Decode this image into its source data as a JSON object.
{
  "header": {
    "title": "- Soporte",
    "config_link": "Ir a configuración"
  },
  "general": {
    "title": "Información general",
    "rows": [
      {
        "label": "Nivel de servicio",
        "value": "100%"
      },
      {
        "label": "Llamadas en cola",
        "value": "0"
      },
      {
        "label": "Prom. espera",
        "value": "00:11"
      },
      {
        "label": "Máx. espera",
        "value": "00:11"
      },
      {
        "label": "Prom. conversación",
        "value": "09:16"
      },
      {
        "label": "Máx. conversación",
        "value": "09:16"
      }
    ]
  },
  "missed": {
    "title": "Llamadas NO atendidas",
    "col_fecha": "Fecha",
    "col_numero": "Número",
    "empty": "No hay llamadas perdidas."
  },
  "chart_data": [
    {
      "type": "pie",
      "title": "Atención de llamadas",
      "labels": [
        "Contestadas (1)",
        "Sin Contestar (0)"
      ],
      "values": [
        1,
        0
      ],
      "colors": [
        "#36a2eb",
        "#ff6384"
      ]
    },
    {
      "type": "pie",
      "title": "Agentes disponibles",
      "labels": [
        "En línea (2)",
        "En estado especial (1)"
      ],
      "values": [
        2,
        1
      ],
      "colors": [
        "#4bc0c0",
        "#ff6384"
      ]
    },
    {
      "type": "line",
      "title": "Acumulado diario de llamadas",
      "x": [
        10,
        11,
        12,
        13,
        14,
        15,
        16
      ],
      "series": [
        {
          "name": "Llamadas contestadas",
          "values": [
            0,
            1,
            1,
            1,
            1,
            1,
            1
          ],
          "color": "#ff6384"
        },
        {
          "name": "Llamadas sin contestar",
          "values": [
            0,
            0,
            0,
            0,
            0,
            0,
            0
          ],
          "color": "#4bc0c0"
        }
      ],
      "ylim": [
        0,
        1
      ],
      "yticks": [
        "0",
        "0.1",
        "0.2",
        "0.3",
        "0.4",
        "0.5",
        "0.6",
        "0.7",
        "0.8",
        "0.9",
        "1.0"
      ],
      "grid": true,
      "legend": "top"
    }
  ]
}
········
Copy out the data shown above without altering anything.

Decode this image into its source data as a JSON object.
{
  "header": {
    "title": "- Soporte",
    "config_link": "Ir a configuración"
  },
  "general": {
    "title": "Información general",
    "rows": [
      {
        "label": "Nivel de servicio",
        "value": "100%"
      },
      {
        "label": "Llamadas en cola",
        "value": "0"
      },
      {
        "label": "Prom. espera",
        "value": "00:11"
      },
      {
        "label": "Máx. espera",
        "value": "00:11"
      },
      {
        "label": "Prom. conversación",
        "value": "09:16"
      },
      {
        "label": "Máx. conversación",
        "value": "09:16"
      }
    ]
  },
  "missed": {
    "title": "Llamadas NO atendidas",
    "col_fecha": "Fecha",
    "col_numero": "Número",
    "empty": "No hay llamadas perdidas."
  },
  "chart_data": [
    {
      "type": "pie",
      "title": "Atención de llamadas",
      "labels": [
        "Contestadas (1)",
        "Sin Contestar (0)"
      ],
      "values": [
        1,
        0
      ],
      "colors": [
        "#36a2eb",
        "#ff6384"
      ]
    },
    {
      "type": "pie",
      "title": "Agentes disponibles",
      "labels": [
        "En línea (2)",
        "En estado especial (1)"
      ],
      "values": [
        2,
        1
      ],
      "colors": [
        "#4bc0c0",
        "#ff6384"
      ]
    },
    {
      "type": "line",
      "title": "Acumulado diario de llamadas",
      "x": [
        10,
        11,
        12,
        13,
        14,
        15,
        16
      ],
      "series": [
        {
          "name": "Llamadas contestadas",
          "values": [
            0,
            1,
            1,
            1,
            1,
            1,
            1
          ],
          "color": "#ff6384"
        },
        {
          "name": "Llamadas sin contestar",
          "values": [
            0,
            0,
            0,
            0,
            0,
            0,
            0
          ],
          "color": "#4bc0c0"
        }
      ],
      "ylim": [
        0,
        1
      ],
      "yticks": [
        "0",
        "0.1",
        "0.2",
        "0.3",
        "0.4",
        "0.5",
        "0.6",
        "0.7",
        "0.8",
        "0.9",
        "1.0"
      ],
      "grid": true,
      "legend": "top"
    }
  ]
}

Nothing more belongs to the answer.